● The task: Collect every line of the records below that contains the word "pozor".

━━━

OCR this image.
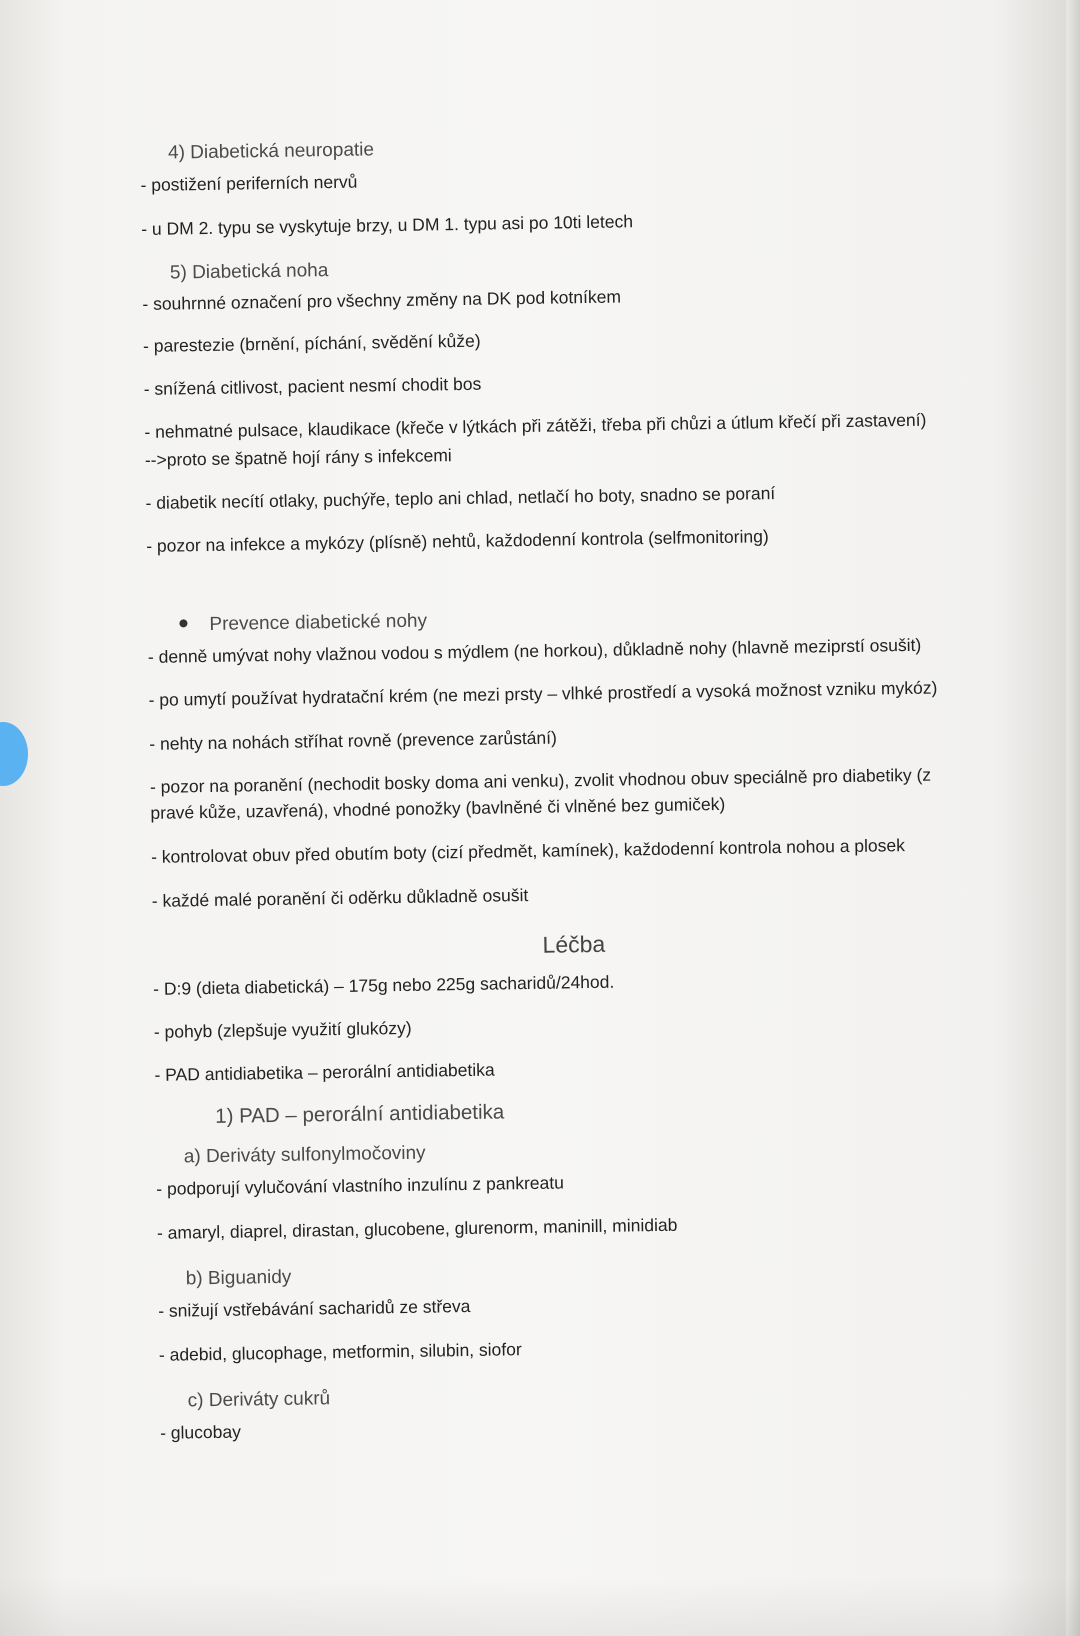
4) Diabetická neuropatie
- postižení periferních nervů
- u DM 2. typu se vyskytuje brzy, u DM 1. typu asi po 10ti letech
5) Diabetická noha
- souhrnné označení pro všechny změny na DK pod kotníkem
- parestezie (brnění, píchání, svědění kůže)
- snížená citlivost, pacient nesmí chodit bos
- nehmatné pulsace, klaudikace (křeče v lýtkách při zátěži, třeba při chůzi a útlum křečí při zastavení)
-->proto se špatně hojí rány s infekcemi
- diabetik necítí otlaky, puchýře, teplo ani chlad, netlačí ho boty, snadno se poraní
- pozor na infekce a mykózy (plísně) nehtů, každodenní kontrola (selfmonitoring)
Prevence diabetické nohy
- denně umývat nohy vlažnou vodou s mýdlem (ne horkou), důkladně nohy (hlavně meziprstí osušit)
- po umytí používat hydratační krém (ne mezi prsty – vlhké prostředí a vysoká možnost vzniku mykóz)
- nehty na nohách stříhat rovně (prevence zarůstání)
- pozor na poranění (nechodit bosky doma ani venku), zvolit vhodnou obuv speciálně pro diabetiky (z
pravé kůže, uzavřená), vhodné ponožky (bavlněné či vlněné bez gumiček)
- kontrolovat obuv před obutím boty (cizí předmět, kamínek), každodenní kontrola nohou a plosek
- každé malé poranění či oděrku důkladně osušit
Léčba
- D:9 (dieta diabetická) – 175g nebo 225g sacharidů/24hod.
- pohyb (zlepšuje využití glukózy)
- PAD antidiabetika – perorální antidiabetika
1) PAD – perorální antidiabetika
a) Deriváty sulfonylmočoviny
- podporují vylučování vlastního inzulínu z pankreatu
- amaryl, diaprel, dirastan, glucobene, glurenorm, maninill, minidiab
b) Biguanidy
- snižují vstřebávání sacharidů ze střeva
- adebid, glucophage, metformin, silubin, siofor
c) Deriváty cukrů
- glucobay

━━━

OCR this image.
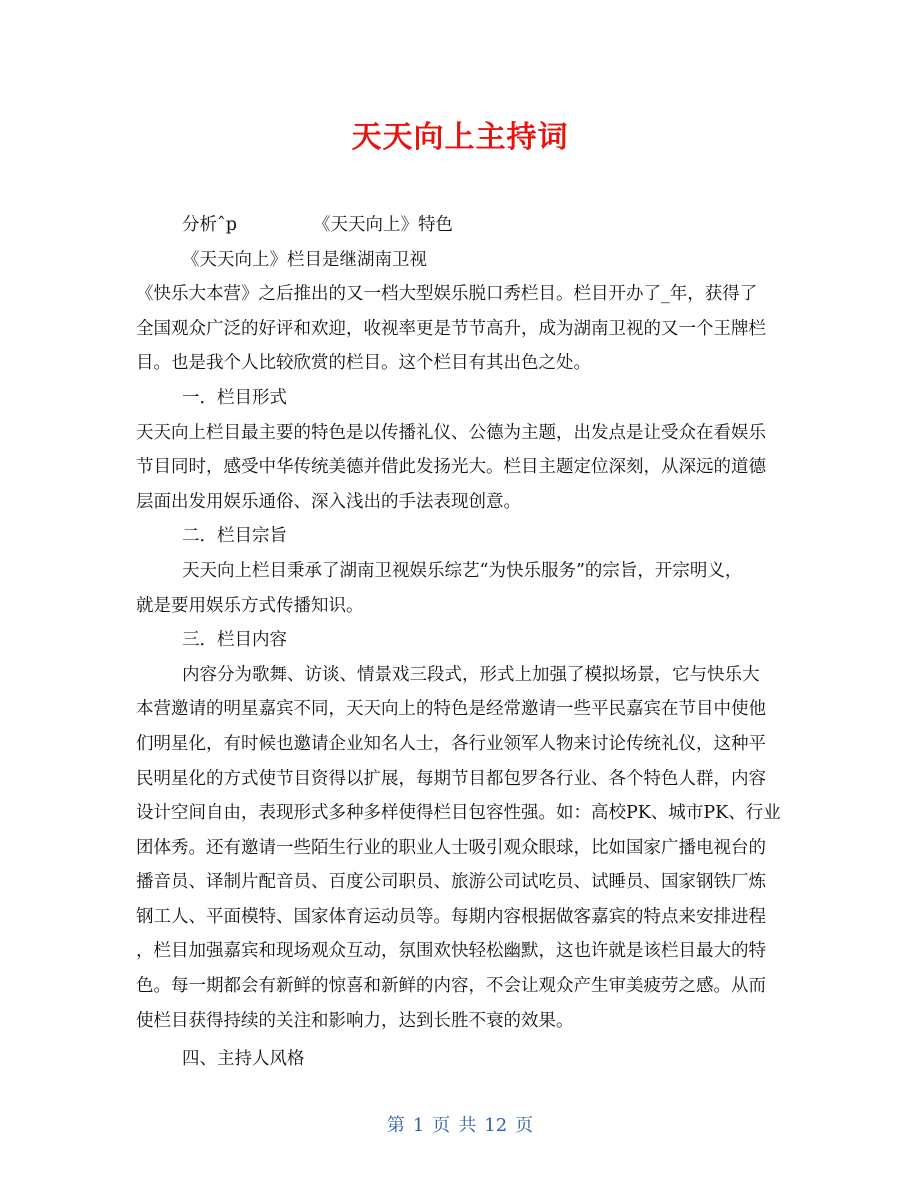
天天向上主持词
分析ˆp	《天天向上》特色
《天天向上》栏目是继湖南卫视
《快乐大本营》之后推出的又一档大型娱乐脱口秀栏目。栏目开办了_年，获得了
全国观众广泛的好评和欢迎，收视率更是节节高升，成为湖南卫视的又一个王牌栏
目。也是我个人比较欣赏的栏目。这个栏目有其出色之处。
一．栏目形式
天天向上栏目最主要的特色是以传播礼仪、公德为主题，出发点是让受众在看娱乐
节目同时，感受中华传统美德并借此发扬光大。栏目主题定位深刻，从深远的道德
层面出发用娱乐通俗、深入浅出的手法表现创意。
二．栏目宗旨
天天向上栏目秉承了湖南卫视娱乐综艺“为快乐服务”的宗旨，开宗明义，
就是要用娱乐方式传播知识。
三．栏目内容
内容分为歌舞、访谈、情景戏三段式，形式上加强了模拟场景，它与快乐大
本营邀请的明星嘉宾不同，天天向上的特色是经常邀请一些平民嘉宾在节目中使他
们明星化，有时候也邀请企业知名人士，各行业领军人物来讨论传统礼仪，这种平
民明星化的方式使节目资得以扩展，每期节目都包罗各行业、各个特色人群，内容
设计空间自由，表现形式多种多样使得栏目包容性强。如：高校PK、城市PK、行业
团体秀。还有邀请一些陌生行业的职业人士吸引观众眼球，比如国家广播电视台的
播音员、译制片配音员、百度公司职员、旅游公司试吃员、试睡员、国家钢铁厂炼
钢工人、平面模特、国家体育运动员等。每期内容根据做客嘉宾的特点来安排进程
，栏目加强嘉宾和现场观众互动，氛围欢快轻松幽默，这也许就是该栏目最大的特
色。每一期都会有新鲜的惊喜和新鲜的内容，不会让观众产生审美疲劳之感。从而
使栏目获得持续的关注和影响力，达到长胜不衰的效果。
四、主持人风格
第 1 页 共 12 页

━━━

● Exercise answer:
- pozor na infekce a mykózy (plísně) nehtů, každodenní kontrola (selfmonitoring)
- pozor na poranění (nechodit bosky doma ani venku), zvolit vhodnou obuv speciálně pro diabetiky (z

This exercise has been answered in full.